* Work to complete: Write out every line of the material below word for word, but leave out the picture.

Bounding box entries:
________________________

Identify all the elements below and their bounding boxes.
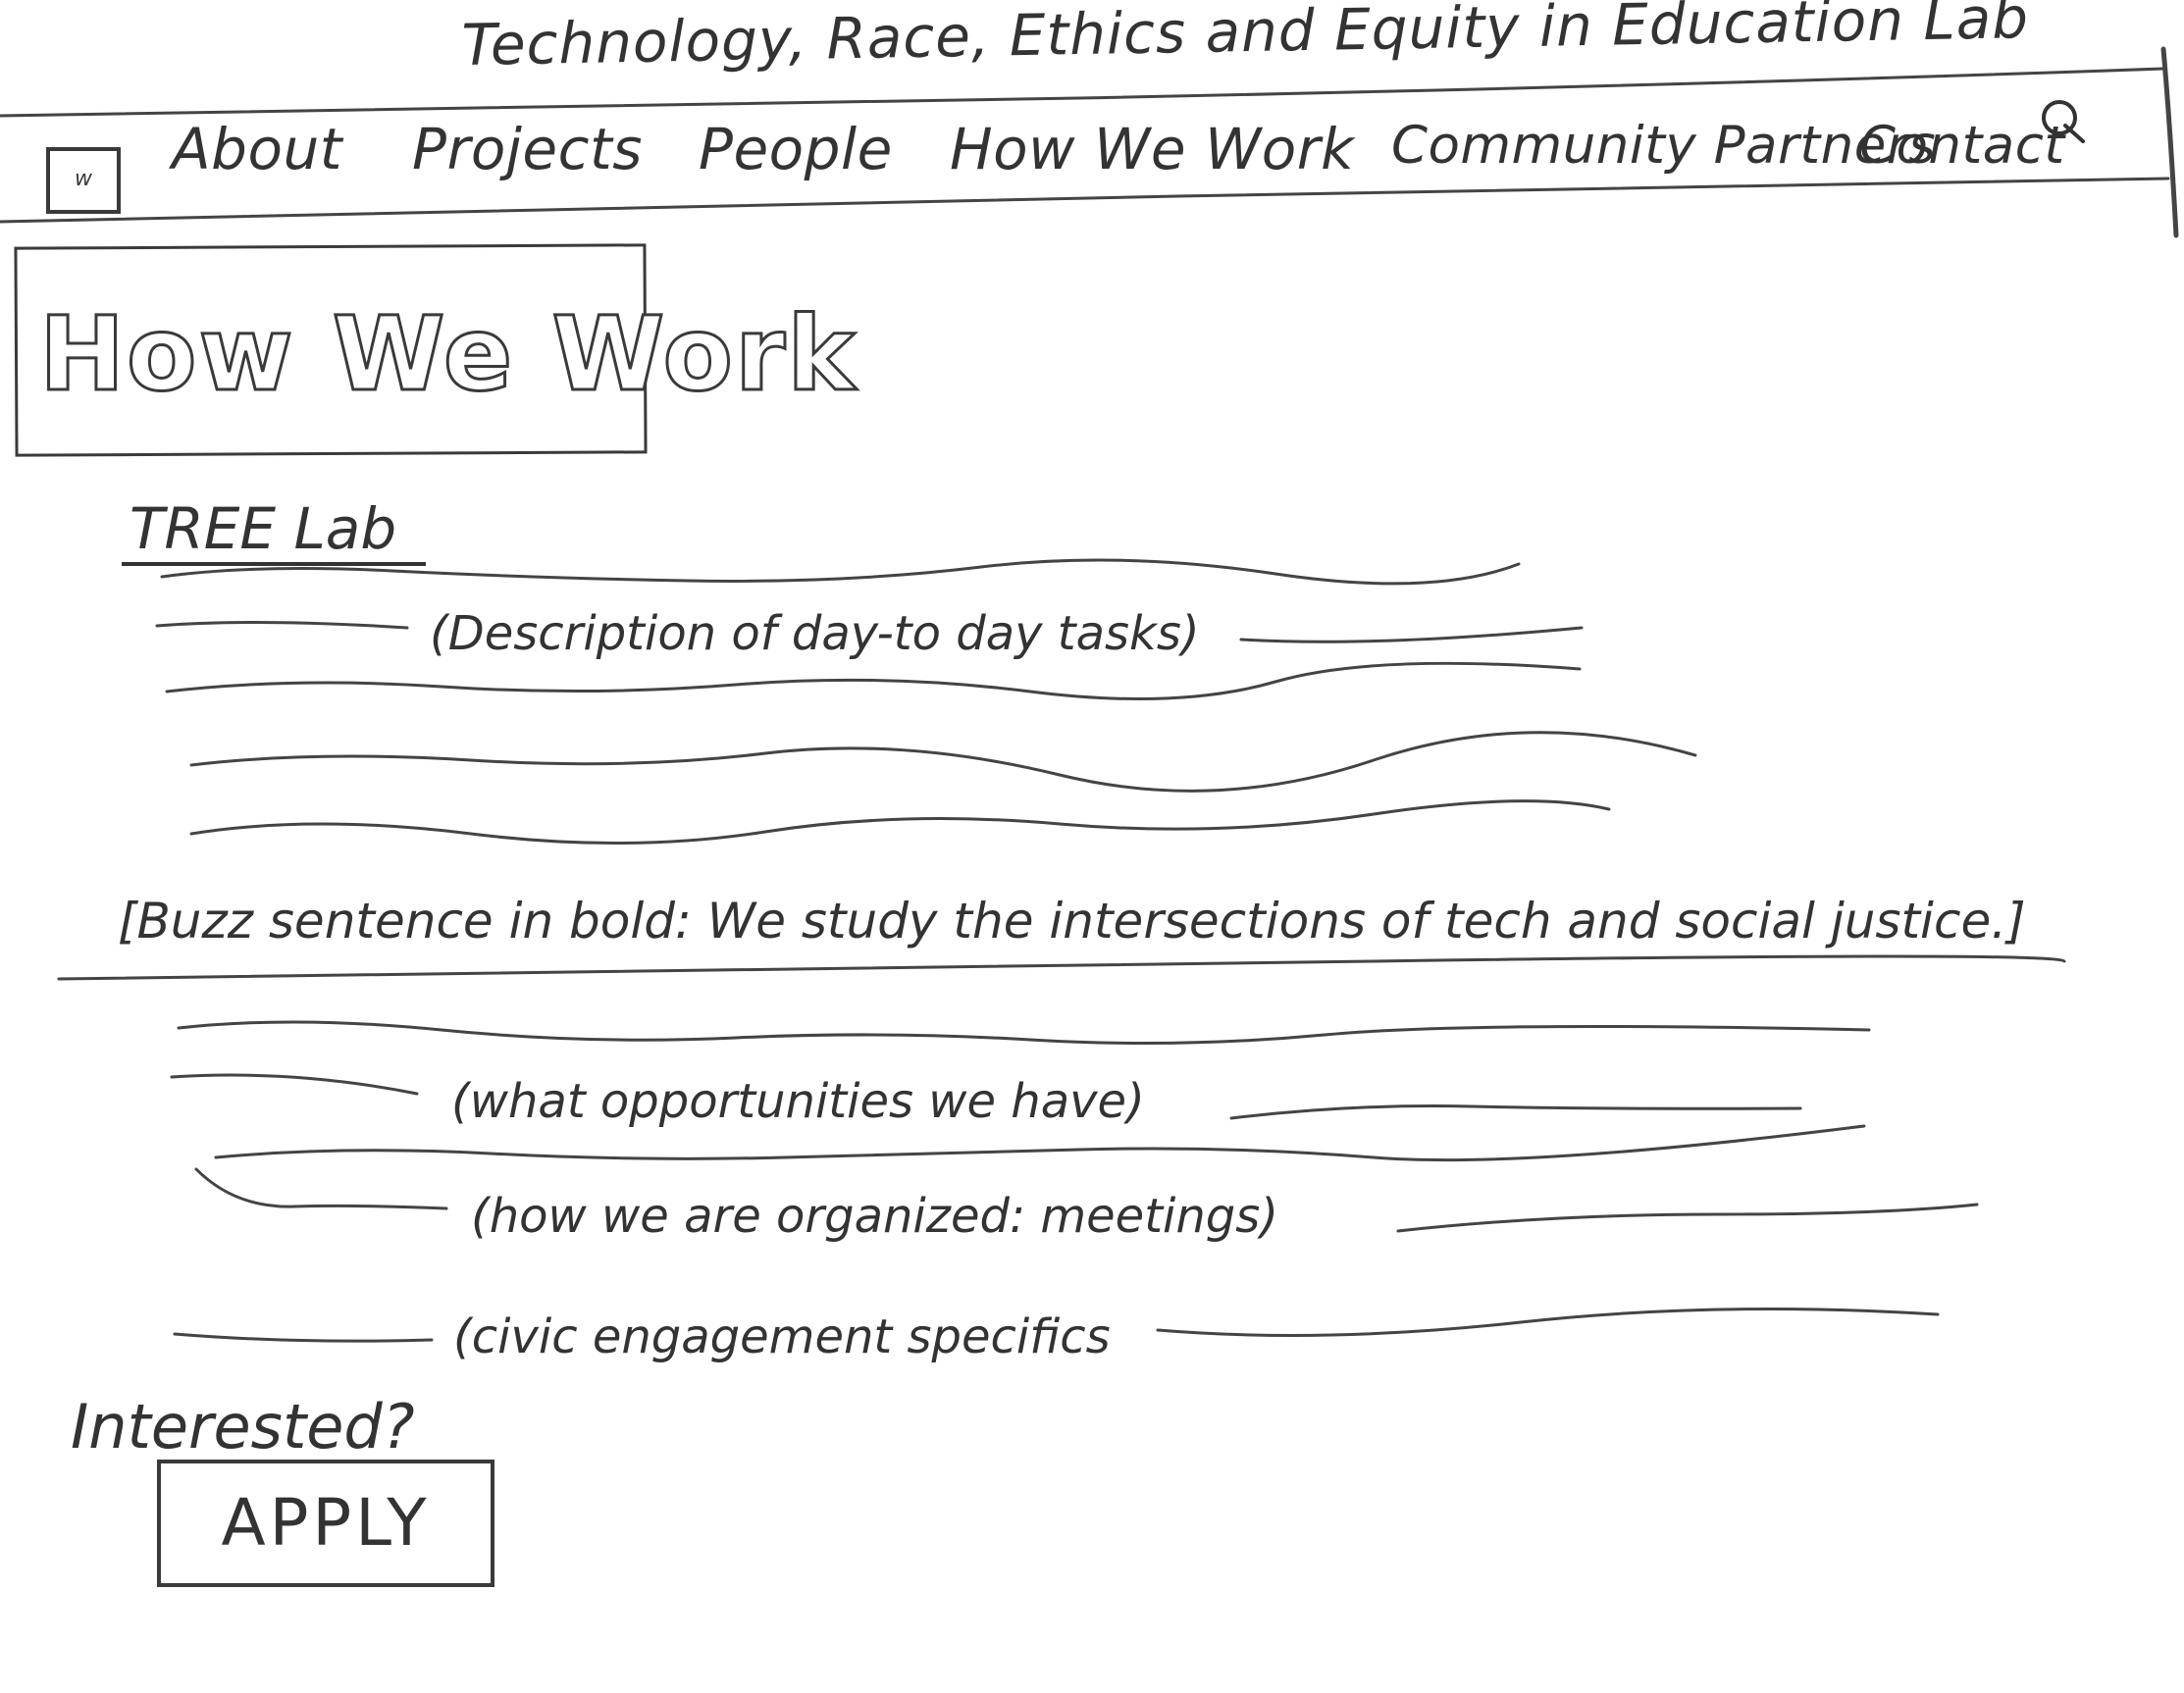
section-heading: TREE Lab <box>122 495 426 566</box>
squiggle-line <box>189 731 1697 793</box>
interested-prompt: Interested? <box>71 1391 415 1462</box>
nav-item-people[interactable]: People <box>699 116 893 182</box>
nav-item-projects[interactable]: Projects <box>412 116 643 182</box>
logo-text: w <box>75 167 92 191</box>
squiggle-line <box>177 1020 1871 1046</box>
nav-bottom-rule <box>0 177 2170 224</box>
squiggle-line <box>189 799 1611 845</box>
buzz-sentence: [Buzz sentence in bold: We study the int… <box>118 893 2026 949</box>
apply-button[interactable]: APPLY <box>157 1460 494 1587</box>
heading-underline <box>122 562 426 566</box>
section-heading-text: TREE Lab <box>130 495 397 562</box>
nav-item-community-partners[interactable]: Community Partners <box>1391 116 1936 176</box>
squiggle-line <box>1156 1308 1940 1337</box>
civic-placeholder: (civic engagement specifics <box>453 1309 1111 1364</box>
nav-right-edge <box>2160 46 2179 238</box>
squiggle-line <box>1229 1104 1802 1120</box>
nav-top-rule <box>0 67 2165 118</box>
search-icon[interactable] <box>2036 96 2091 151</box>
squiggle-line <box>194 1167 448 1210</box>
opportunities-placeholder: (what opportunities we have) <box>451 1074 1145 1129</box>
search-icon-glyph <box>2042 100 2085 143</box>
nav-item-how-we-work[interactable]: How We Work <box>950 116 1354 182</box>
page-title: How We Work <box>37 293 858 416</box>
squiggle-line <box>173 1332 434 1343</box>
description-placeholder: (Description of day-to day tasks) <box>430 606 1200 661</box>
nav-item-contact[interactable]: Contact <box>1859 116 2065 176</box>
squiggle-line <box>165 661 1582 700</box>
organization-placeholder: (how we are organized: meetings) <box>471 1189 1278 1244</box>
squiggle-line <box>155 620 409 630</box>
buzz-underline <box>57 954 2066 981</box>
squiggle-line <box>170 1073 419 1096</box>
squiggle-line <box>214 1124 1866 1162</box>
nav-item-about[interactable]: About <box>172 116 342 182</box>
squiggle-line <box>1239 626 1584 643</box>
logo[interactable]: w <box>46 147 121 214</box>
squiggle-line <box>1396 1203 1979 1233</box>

________________________

* Complete output:
Identify all the elements below and their bounding boxes.
section-heading: TREE Lab <box>122 495 426 566</box>
squiggle-line <box>189 731 1697 793</box>
interested-prompt: Interested? <box>71 1391 415 1462</box>
nav-item-people[interactable]: People <box>699 116 893 182</box>
nav-item-projects[interactable]: Projects <box>412 116 643 182</box>
logo-text: w <box>75 167 92 191</box>
squiggle-line <box>177 1020 1871 1046</box>
nav-bottom-rule <box>0 177 2170 224</box>
squiggle-line <box>189 799 1611 845</box>
buzz-sentence: [Buzz sentence in bold: We study the int… <box>118 893 2026 949</box>
apply-button[interactable]: APPLY <box>157 1460 494 1587</box>
heading-underline <box>122 562 426 566</box>
section-heading-text: TREE Lab <box>130 495 397 562</box>
nav-item-community-partners[interactable]: Community Partners <box>1391 116 1936 176</box>
squiggle-line <box>1156 1308 1940 1337</box>
civic-placeholder: (civic engagement specifics <box>453 1309 1111 1364</box>
nav-right-edge <box>2160 46 2179 238</box>
squiggle-line <box>1229 1104 1802 1120</box>
nav-top-rule <box>0 67 2165 118</box>
search-icon[interactable] <box>2036 96 2091 151</box>
squiggle-line <box>194 1167 448 1210</box>
opportunities-placeholder: (what opportunities we have) <box>451 1074 1145 1129</box>
search-icon-glyph <box>2042 100 2085 143</box>
nav-item-how-we-work[interactable]: How We Work <box>950 116 1354 182</box>
page-title: How We Work <box>37 293 858 416</box>
squiggle-line <box>173 1332 434 1343</box>
description-placeholder: (Description of day-to day tasks) <box>430 606 1200 661</box>
nav-item-contact[interactable]: Contact <box>1859 116 2065 176</box>
squiggle-line <box>165 661 1582 700</box>
organization-placeholder: (how we are organized: meetings) <box>471 1189 1278 1244</box>
squiggle-line <box>155 620 409 630</box>
buzz-underline <box>57 954 2066 981</box>
squiggle-line <box>170 1073 419 1096</box>
squiggle-line <box>214 1124 1866 1162</box>
nav-item-about[interactable]: About <box>172 116 342 182</box>
squiggle-line <box>1239 626 1584 643</box>
logo[interactable]: w <box>46 147 121 214</box>
squiggle-line <box>1396 1203 1979 1233</box>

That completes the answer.